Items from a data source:
────────────────

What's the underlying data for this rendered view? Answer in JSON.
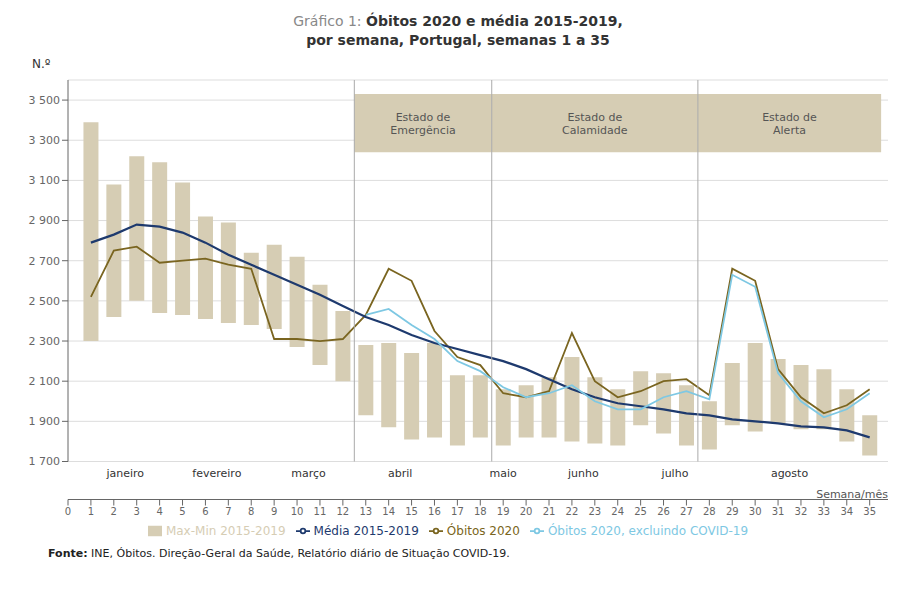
{
  "chart_data": {
    "type": "bar",
    "title": "Gráfico 1: ",
    "title_bold": "Óbitos 2020 e média 2015-2019,",
    "subtitle": "por semana, Portugal, semanas 1 a 35",
    "x_label": "Semana/mês",
    "y_label": "N.º",
    "source_bold": "Fonte:",
    "source": " INE, Óbitos. Direção-Geral da Saúde, Relatório diário de Situação COVID-19.",
    "x": [
      1,
      2,
      3,
      4,
      5,
      6,
      7,
      8,
      9,
      10,
      11,
      12,
      13,
      14,
      15,
      16,
      17,
      18,
      19,
      20,
      21,
      22,
      23,
      24,
      25,
      26,
      27,
      28,
      29,
      30,
      31,
      32,
      33,
      34,
      35
    ],
    "series": [
      {
        "name": "Max-Min 2015-2019",
        "type": "bar",
        "color": "#d6cdb4",
        "values": [
          [
            2300,
            3390
          ],
          [
            2420,
            3080
          ],
          [
            2500,
            3220
          ],
          [
            2440,
            3190
          ],
          [
            2430,
            3090
          ],
          [
            2410,
            2920
          ],
          [
            2390,
            2890
          ],
          [
            2380,
            2740
          ],
          [
            2360,
            2780
          ],
          [
            2270,
            2720
          ],
          [
            2180,
            2580
          ],
          [
            2100,
            2450
          ],
          [
            1930,
            2280
          ],
          [
            1870,
            2290
          ],
          [
            1810,
            2240
          ],
          [
            1820,
            2290
          ],
          [
            1780,
            2130
          ],
          [
            1820,
            2130
          ],
          [
            1780,
            2060
          ],
          [
            1820,
            2080
          ],
          [
            1820,
            2120
          ],
          [
            1800,
            2220
          ],
          [
            1790,
            2120
          ],
          [
            1780,
            2060
          ],
          [
            1880,
            2150
          ],
          [
            1840,
            2140
          ],
          [
            1780,
            2080
          ],
          [
            1760,
            2000
          ],
          [
            1880,
            2190
          ],
          [
            1850,
            2290
          ],
          [
            1890,
            2210
          ],
          [
            1860,
            2180
          ],
          [
            1860,
            2160
          ],
          [
            1800,
            2060
          ],
          [
            1730,
            1930
          ]
        ]
      },
      {
        "name": "Óbitos 2020",
        "type": "line",
        "color": "#7a6520",
        "values": [
          2520,
          2750,
          2770,
          2690,
          2700,
          2710,
          2680,
          2660,
          2310,
          2310,
          2300,
          2310,
          2430,
          2660,
          2600,
          2350,
          2220,
          2180,
          2040,
          2020,
          2050,
          2340,
          2100,
          2020,
          2050,
          2100,
          2110,
          2030,
          2660,
          2600,
          2160,
          2020,
          1940,
          1980,
          2060
        ]
      },
      {
        "name": "Média 2015-2019",
        "type": "line",
        "color": "#1e3a6e",
        "values": [
          2790,
          2830,
          2880,
          2870,
          2840,
          2790,
          2730,
          2680,
          2630,
          2580,
          2530,
          2475,
          2420,
          2380,
          2330,
          2290,
          2260,
          2230,
          2200,
          2160,
          2110,
          2060,
          2020,
          1990,
          1975,
          1960,
          1940,
          1930,
          1910,
          1900,
          1890,
          1875,
          1870,
          1855,
          1820
        ]
      },
      {
        "name": "Óbitos 2020, excluindo COVID-19",
        "type": "line",
        "color": "#7ec8e3",
        "values": [
          null,
          null,
          null,
          null,
          null,
          null,
          null,
          null,
          null,
          null,
          null,
          null,
          2430,
          2460,
          2380,
          2310,
          2200,
          2150,
          2070,
          2020,
          2040,
          2080,
          2000,
          1960,
          1960,
          2020,
          2050,
          2010,
          2630,
          2570,
          2140,
          2000,
          1920,
          1960,
          2040
        ]
      }
    ],
    "xlim": [
      0,
      35.8
    ],
    "xticks": [
      0,
      1,
      2,
      3,
      4,
      5,
      6,
      7,
      8,
      9,
      10,
      11,
      12,
      13,
      14,
      15,
      16,
      17,
      18,
      19,
      20,
      21,
      22,
      23,
      24,
      25,
      26,
      27,
      28,
      29,
      30,
      31,
      32,
      33,
      34,
      35
    ],
    "month_labels": [
      {
        "value": 2.5,
        "label": "janeiro"
      },
      {
        "value": 6.5,
        "label": "fevereiro"
      },
      {
        "value": 10.5,
        "label": "março"
      },
      {
        "value": 14.5,
        "label": "abril"
      },
      {
        "value": 19.0,
        "label": "maio"
      },
      {
        "value": 22.5,
        "label": "junho"
      },
      {
        "value": 26.5,
        "label": "julho"
      },
      {
        "value": 31.5,
        "label": "agosto"
      }
    ],
    "ylim": [
      1700,
      3600
    ],
    "yticks": [
      {
        "value": 1700,
        "label": "1 700"
      },
      {
        "value": 1900,
        "label": "1 900"
      },
      {
        "value": 2100,
        "label": "2 100"
      },
      {
        "value": 2300,
        "label": "2 300"
      },
      {
        "value": 2500,
        "label": "2 500"
      },
      {
        "value": 2700,
        "label": "2 700"
      },
      {
        "value": 2900,
        "label": "2 900"
      },
      {
        "value": 3100,
        "label": "3 100"
      },
      {
        "value": 3300,
        "label": "3 300"
      },
      {
        "value": 3500,
        "label": "3 500"
      }
    ],
    "annotations": [
      {
        "type": "vline",
        "x": 12.5,
        "color": "#aaaaaa"
      },
      {
        "type": "vline",
        "x": 18.5,
        "color": "#aaaaaa"
      },
      {
        "type": "vline",
        "x": 27.5,
        "color": "#aaaaaa"
      },
      {
        "type": "box",
        "x": [
          12.5,
          18.5
        ],
        "y": [
          3240,
          3530
        ],
        "text": "Estado de\nEmergência",
        "color": "#d6cdb4",
        "text_color": "#555555"
      },
      {
        "type": "box",
        "x": [
          18.5,
          27.5
        ],
        "y": [
          3240,
          3530
        ],
        "text": "Estado de\nCalamidade",
        "color": "#d6cdb4",
        "text_color": "#555555"
      },
      {
        "type": "box",
        "x": [
          27.5,
          35.5
        ],
        "y": [
          3240,
          3530
        ],
        "text": "Estado de\nAlerta",
        "color": "#d6cdb4",
        "text_color": "#555555"
      }
    ],
    "grid": true,
    "legend": "bottom"
  }
}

────────────────

The data above should be repeated exactly, minus any pictures.

### [RESPONSE TO THIS TASK]
What's the underlying data for this rendered view? Answer in JSON.
{
  "chart_data": {
    "type": "bar",
    "title": "Gráfico 1: ",
    "title_bold": "Óbitos 2020 e média 2015-2019,",
    "subtitle": "por semana, Portugal, semanas 1 a 35",
    "x_label": "Semana/mês",
    "y_label": "N.º",
    "source_bold": "Fonte:",
    "source": " INE, Óbitos. Direção-Geral da Saúde, Relatório diário de Situação COVID-19.",
    "x": [
      1,
      2,
      3,
      4,
      5,
      6,
      7,
      8,
      9,
      10,
      11,
      12,
      13,
      14,
      15,
      16,
      17,
      18,
      19,
      20,
      21,
      22,
      23,
      24,
      25,
      26,
      27,
      28,
      29,
      30,
      31,
      32,
      33,
      34,
      35
    ],
    "series": [
      {
        "name": "Max-Min 2015-2019",
        "type": "bar",
        "color": "#d6cdb4",
        "values": [
          [
            2300,
            3390
          ],
          [
            2420,
            3080
          ],
          [
            2500,
            3220
          ],
          [
            2440,
            3190
          ],
          [
            2430,
            3090
          ],
          [
            2410,
            2920
          ],
          [
            2390,
            2890
          ],
          [
            2380,
            2740
          ],
          [
            2360,
            2780
          ],
          [
            2270,
            2720
          ],
          [
            2180,
            2580
          ],
          [
            2100,
            2450
          ],
          [
            1930,
            2280
          ],
          [
            1870,
            2290
          ],
          [
            1810,
            2240
          ],
          [
            1820,
            2290
          ],
          [
            1780,
            2130
          ],
          [
            1820,
            2130
          ],
          [
            1780,
            2060
          ],
          [
            1820,
            2080
          ],
          [
            1820,
            2120
          ],
          [
            1800,
            2220
          ],
          [
            1790,
            2120
          ],
          [
            1780,
            2060
          ],
          [
            1880,
            2150
          ],
          [
            1840,
            2140
          ],
          [
            1780,
            2080
          ],
          [
            1760,
            2000
          ],
          [
            1880,
            2190
          ],
          [
            1850,
            2290
          ],
          [
            1890,
            2210
          ],
          [
            1860,
            2180
          ],
          [
            1860,
            2160
          ],
          [
            1800,
            2060
          ],
          [
            1730,
            1930
          ]
        ]
      },
      {
        "name": "Óbitos 2020",
        "type": "line",
        "color": "#7a6520",
        "values": [
          2520,
          2750,
          2770,
          2690,
          2700,
          2710,
          2680,
          2660,
          2310,
          2310,
          2300,
          2310,
          2430,
          2660,
          2600,
          2350,
          2220,
          2180,
          2040,
          2020,
          2050,
          2340,
          2100,
          2020,
          2050,
          2100,
          2110,
          2030,
          2660,
          2600,
          2160,
          2020,
          1940,
          1980,
          2060
        ]
      },
      {
        "name": "Média 2015-2019",
        "type": "line",
        "color": "#1e3a6e",
        "values": [
          2790,
          2830,
          2880,
          2870,
          2840,
          2790,
          2730,
          2680,
          2630,
          2580,
          2530,
          2475,
          2420,
          2380,
          2330,
          2290,
          2260,
          2230,
          2200,
          2160,
          2110,
          2060,
          2020,
          1990,
          1975,
          1960,
          1940,
          1930,
          1910,
          1900,
          1890,
          1875,
          1870,
          1855,
          1820
        ]
      },
      {
        "name": "Óbitos 2020, excluindo COVID-19",
        "type": "line",
        "color": "#7ec8e3",
        "values": [
          null,
          null,
          null,
          null,
          null,
          null,
          null,
          null,
          null,
          null,
          null,
          null,
          2430,
          2460,
          2380,
          2310,
          2200,
          2150,
          2070,
          2020,
          2040,
          2080,
          2000,
          1960,
          1960,
          2020,
          2050,
          2010,
          2630,
          2570,
          2140,
          2000,
          1920,
          1960,
          2040
        ]
      }
    ],
    "xlim": [
      0,
      35.8
    ],
    "xticks": [
      0,
      1,
      2,
      3,
      4,
      5,
      6,
      7,
      8,
      9,
      10,
      11,
      12,
      13,
      14,
      15,
      16,
      17,
      18,
      19,
      20,
      21,
      22,
      23,
      24,
      25,
      26,
      27,
      28,
      29,
      30,
      31,
      32,
      33,
      34,
      35
    ],
    "month_labels": [
      {
        "value": 2.5,
        "label": "janeiro"
      },
      {
        "value": 6.5,
        "label": "fevereiro"
      },
      {
        "value": 10.5,
        "label": "março"
      },
      {
        "value": 14.5,
        "label": "abril"
      },
      {
        "value": 19.0,
        "label": "maio"
      },
      {
        "value": 22.5,
        "label": "junho"
      },
      {
        "value": 26.5,
        "label": "julho"
      },
      {
        "value": 31.5,
        "label": "agosto"
      }
    ],
    "ylim": [
      1700,
      3600
    ],
    "yticks": [
      {
        "value": 1700,
        "label": "1 700"
      },
      {
        "value": 1900,
        "label": "1 900"
      },
      {
        "value": 2100,
        "label": "2 100"
      },
      {
        "value": 2300,
        "label": "2 300"
      },
      {
        "value": 2500,
        "label": "2 500"
      },
      {
        "value": 2700,
        "label": "2 700"
      },
      {
        "value": 2900,
        "label": "2 900"
      },
      {
        "value": 3100,
        "label": "3 100"
      },
      {
        "value": 3300,
        "label": "3 300"
      },
      {
        "value": 3500,
        "label": "3 500"
      }
    ],
    "annotations": [
      {
        "type": "vline",
        "x": 12.5,
        "color": "#aaaaaa"
      },
      {
        "type": "vline",
        "x": 18.5,
        "color": "#aaaaaa"
      },
      {
        "type": "vline",
        "x": 27.5,
        "color": "#aaaaaa"
      },
      {
        "type": "box",
        "x": [
          12.5,
          18.5
        ],
        "y": [
          3240,
          3530
        ],
        "text": "Estado de\nEmergência",
        "color": "#d6cdb4",
        "text_color": "#555555"
      },
      {
        "type": "box",
        "x": [
          18.5,
          27.5
        ],
        "y": [
          3240,
          3530
        ],
        "text": "Estado de\nCalamidade",
        "color": "#d6cdb4",
        "text_color": "#555555"
      },
      {
        "type": "box",
        "x": [
          27.5,
          35.5
        ],
        "y": [
          3240,
          3530
        ],
        "text": "Estado de\nAlerta",
        "color": "#d6cdb4",
        "text_color": "#555555"
      }
    ],
    "grid": true,
    "legend": "bottom"
  }
}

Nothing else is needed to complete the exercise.